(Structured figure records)
-- Start --
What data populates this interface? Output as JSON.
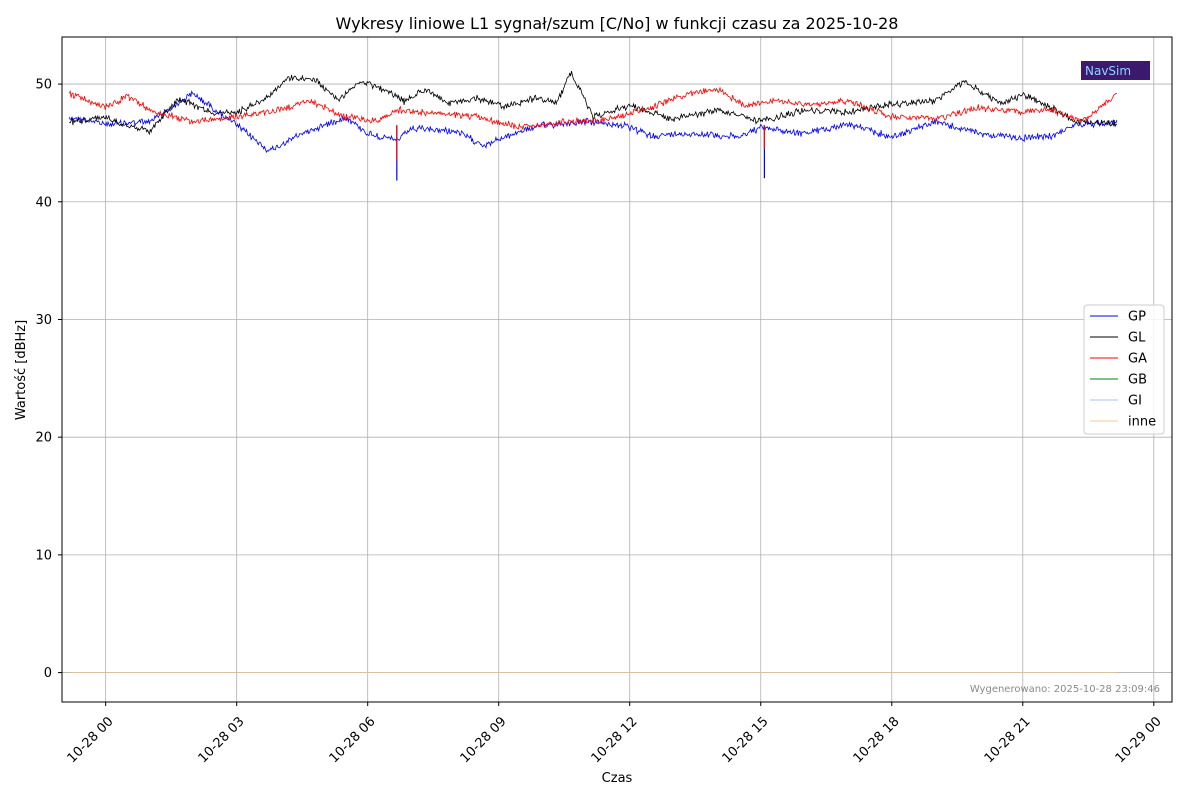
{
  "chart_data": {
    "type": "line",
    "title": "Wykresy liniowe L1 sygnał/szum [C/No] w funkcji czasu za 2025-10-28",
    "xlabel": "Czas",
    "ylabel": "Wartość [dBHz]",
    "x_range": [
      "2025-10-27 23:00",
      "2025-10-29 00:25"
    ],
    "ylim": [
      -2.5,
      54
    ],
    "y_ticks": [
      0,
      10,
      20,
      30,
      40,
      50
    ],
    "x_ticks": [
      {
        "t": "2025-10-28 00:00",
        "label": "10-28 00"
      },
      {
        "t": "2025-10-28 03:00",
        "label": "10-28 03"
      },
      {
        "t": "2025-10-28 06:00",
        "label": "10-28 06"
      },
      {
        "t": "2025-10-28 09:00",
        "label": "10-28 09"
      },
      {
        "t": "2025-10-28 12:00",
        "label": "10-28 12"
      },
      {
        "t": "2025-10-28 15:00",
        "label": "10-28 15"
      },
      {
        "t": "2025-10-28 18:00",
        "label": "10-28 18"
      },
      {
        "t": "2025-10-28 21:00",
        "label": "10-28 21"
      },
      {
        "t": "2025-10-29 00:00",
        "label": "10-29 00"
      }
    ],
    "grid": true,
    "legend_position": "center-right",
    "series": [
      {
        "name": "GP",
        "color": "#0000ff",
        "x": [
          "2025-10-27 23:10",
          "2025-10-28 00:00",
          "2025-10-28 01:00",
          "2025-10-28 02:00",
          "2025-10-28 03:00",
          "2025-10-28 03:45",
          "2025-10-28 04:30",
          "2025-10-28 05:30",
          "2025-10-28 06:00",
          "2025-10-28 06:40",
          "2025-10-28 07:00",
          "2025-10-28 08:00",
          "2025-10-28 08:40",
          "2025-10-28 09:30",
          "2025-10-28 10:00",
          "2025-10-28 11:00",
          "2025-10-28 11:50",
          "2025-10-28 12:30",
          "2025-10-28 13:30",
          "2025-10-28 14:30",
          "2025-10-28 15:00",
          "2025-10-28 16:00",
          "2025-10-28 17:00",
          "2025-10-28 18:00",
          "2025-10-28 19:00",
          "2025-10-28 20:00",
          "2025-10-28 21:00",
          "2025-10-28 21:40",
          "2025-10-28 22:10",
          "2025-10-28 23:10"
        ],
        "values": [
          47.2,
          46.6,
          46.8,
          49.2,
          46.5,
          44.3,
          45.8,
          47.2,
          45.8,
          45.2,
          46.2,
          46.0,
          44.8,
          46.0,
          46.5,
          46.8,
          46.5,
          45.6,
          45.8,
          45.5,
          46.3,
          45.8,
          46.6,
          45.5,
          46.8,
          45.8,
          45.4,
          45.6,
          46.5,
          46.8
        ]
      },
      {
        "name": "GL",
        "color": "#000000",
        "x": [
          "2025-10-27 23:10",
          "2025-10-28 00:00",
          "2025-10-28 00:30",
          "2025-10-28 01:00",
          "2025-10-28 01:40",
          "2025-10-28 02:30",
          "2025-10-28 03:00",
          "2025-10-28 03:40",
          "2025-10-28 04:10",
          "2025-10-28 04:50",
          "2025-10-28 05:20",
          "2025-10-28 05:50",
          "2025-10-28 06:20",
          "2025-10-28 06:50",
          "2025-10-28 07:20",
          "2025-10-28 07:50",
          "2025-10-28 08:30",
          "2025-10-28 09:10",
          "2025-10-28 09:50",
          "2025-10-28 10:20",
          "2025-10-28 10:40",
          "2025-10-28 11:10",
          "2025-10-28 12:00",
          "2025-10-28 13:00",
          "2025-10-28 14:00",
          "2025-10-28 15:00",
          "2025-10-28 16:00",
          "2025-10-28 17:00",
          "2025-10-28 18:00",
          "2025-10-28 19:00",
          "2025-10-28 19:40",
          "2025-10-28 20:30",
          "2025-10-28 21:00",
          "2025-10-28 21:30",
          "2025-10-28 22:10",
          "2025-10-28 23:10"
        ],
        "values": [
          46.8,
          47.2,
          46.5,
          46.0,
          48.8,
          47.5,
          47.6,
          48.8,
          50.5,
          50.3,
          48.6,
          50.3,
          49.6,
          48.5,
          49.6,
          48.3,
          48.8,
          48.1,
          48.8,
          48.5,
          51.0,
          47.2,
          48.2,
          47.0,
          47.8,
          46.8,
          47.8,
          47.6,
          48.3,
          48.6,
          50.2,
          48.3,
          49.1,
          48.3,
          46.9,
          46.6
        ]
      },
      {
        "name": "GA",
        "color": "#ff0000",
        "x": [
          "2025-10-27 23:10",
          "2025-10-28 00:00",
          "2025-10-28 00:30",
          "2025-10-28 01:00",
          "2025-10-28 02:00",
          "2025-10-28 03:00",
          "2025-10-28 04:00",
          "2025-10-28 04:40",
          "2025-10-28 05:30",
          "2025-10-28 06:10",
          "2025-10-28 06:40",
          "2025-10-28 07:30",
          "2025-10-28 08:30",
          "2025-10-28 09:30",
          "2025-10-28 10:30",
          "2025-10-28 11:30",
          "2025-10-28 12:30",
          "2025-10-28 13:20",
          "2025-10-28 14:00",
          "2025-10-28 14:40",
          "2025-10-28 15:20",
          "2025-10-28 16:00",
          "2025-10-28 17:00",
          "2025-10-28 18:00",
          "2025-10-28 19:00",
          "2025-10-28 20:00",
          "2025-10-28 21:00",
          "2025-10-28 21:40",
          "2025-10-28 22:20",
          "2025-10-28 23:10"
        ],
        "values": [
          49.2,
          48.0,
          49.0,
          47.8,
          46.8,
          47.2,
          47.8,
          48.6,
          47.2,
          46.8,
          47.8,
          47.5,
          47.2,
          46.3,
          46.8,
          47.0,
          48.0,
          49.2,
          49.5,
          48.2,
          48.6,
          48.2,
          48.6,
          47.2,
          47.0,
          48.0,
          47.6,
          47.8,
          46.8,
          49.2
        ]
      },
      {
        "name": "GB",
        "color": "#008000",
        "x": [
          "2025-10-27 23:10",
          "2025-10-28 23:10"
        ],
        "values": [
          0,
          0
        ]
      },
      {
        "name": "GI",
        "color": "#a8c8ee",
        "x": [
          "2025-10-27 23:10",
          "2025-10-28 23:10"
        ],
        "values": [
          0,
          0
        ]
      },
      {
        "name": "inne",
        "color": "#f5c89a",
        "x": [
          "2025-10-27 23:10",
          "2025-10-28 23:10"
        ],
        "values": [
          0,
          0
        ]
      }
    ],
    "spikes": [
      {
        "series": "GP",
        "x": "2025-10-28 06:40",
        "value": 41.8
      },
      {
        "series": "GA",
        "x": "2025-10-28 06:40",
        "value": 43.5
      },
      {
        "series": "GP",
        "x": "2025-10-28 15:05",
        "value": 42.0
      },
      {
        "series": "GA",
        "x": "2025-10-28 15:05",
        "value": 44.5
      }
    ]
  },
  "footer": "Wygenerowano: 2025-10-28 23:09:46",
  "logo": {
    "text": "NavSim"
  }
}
-- End --
-- Start --
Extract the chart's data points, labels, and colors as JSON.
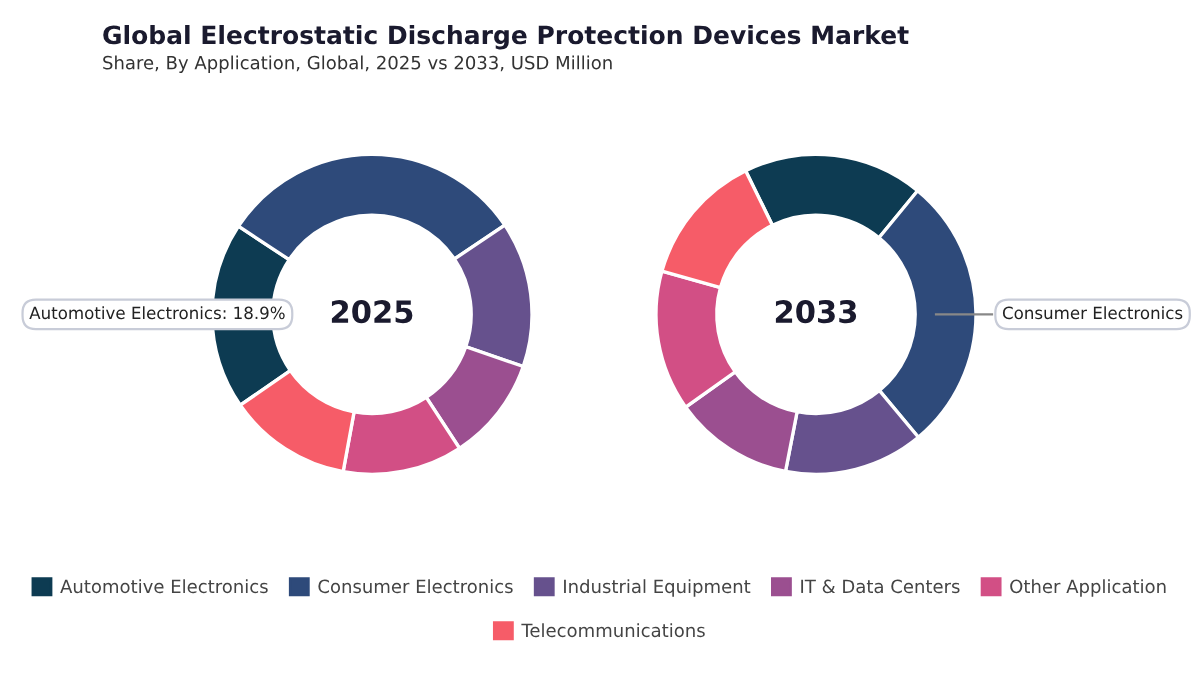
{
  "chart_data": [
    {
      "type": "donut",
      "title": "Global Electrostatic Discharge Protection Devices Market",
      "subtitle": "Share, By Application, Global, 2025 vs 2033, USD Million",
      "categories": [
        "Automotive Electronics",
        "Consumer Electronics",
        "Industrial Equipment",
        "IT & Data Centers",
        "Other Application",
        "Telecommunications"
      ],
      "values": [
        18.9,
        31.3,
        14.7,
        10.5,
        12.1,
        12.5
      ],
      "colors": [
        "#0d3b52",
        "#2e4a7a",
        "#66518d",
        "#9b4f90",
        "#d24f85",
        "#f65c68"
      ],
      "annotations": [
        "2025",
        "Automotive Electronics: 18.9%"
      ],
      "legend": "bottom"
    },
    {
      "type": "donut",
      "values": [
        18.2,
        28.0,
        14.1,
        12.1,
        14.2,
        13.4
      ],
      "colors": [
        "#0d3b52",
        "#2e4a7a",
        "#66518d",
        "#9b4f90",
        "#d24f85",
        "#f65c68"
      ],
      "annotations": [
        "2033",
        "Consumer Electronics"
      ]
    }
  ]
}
-- End --
-- Start --
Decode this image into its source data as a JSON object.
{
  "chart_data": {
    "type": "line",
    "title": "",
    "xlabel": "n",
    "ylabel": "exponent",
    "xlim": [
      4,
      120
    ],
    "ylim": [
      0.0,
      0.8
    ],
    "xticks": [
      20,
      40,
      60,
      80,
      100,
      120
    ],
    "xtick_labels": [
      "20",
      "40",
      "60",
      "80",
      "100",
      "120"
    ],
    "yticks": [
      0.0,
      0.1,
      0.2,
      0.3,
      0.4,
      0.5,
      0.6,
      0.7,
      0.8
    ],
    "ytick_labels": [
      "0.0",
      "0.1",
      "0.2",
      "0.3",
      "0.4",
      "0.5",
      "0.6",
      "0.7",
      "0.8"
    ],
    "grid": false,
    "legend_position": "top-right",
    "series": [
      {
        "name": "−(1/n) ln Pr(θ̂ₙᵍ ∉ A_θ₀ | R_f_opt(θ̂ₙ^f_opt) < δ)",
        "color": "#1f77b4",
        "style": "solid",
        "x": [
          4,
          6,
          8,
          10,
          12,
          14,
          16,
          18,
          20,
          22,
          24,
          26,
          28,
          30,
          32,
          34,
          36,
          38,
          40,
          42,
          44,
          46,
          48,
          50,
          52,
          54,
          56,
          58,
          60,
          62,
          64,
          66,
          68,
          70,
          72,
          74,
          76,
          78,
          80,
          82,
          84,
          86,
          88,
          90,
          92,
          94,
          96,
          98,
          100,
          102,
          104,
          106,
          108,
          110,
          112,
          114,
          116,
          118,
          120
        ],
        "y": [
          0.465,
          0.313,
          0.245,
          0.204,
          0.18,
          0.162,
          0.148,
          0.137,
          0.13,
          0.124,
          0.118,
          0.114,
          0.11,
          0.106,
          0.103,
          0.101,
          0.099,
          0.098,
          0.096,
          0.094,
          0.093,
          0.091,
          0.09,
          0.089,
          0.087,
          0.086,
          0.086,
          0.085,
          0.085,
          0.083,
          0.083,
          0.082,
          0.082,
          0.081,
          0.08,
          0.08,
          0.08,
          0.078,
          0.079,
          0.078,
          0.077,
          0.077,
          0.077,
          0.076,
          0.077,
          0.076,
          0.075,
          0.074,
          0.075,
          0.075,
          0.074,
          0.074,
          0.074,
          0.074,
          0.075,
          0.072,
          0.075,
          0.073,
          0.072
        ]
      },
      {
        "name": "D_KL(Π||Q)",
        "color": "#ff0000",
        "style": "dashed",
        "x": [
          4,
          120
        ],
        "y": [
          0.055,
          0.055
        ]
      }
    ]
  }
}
-- End --
● Aim
Pick out the lines that contain "name" and copy them.

● Exercise answer
        "name": "GP",
        "name": "GL",
        "name": "GA",
        "name": "GB",
        "name": "GI",
        "name": "inne",
        "name": "−(1/n) ln Pr(θ̂ₙᵍ ∉ A_θ₀ | R_f_opt(θ̂ₙ^f_opt) < δ)",
        "name": "D_KL(Π||Q)",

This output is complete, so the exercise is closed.